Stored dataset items
★ ★ ★ ★ ★ ★ ★
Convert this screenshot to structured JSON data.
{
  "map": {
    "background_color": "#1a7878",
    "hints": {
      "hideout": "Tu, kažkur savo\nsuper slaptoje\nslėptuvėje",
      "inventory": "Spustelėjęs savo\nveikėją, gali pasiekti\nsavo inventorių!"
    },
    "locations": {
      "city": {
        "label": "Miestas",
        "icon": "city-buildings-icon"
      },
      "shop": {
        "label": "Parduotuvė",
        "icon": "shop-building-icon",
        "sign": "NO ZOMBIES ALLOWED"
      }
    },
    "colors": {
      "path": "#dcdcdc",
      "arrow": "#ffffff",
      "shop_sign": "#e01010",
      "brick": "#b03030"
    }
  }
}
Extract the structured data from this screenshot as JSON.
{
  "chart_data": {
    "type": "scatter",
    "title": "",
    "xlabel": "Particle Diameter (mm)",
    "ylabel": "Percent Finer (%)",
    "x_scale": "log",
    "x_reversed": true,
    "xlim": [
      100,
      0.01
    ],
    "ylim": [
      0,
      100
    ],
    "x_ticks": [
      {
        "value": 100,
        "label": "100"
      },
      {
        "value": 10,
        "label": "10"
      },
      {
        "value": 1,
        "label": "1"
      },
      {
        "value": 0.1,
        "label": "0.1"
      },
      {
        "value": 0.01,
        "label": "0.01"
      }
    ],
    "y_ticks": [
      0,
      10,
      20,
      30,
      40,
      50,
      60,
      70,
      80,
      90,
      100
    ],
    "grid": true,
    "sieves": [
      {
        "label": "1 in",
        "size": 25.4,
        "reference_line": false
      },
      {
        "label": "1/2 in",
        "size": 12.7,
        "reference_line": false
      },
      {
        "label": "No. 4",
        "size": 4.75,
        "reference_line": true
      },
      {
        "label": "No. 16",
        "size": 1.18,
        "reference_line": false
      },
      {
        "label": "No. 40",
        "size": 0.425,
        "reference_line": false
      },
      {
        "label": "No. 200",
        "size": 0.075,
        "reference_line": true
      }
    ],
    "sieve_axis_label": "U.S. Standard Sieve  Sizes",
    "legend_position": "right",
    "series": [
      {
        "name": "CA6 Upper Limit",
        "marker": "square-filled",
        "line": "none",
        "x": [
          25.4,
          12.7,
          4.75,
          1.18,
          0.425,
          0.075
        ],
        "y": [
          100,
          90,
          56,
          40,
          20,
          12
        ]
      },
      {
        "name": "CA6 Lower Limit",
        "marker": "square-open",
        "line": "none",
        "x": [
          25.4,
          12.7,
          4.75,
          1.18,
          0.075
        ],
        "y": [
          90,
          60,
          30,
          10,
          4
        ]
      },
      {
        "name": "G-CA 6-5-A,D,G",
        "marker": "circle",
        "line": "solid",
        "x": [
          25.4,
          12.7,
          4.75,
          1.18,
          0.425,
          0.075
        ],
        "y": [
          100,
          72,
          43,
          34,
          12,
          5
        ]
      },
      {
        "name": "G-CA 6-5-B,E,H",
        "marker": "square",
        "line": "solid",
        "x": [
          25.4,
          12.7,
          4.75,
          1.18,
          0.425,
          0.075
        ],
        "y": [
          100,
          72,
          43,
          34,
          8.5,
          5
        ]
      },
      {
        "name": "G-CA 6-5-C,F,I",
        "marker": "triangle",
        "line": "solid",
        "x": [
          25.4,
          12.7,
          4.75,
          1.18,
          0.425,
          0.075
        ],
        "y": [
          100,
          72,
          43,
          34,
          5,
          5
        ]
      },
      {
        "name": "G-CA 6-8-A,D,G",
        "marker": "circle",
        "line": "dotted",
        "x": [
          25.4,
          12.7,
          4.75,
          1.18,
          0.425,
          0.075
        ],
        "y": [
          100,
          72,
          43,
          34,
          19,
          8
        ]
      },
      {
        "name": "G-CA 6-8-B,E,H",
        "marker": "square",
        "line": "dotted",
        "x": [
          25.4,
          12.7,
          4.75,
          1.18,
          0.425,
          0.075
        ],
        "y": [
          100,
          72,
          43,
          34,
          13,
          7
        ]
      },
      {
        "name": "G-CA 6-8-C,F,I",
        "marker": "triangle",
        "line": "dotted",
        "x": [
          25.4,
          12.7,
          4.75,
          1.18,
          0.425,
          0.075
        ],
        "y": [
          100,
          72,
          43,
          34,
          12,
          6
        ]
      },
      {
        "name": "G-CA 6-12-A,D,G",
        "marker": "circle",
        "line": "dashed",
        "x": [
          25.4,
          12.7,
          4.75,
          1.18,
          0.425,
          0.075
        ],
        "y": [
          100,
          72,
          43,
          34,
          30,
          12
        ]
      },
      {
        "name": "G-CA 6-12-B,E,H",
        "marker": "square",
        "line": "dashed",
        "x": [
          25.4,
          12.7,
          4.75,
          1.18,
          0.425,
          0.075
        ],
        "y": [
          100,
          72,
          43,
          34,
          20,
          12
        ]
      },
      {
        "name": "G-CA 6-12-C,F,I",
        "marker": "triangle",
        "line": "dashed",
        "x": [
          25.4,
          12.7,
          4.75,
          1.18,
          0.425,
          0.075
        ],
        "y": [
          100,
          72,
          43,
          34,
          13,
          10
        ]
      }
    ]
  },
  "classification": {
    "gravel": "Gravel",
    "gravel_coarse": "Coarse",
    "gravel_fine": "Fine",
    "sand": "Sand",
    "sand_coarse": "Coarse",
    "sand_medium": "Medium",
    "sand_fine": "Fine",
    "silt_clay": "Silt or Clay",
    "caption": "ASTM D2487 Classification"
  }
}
★ ★ ★ ★ ★ ★ ★
--- Required work ---
Select and copy every line of the material that holds the string "screenshot".

--- Reply ---
Convert this screenshot to structured JSON data.
Extract the structured data from this screenshot as JSON.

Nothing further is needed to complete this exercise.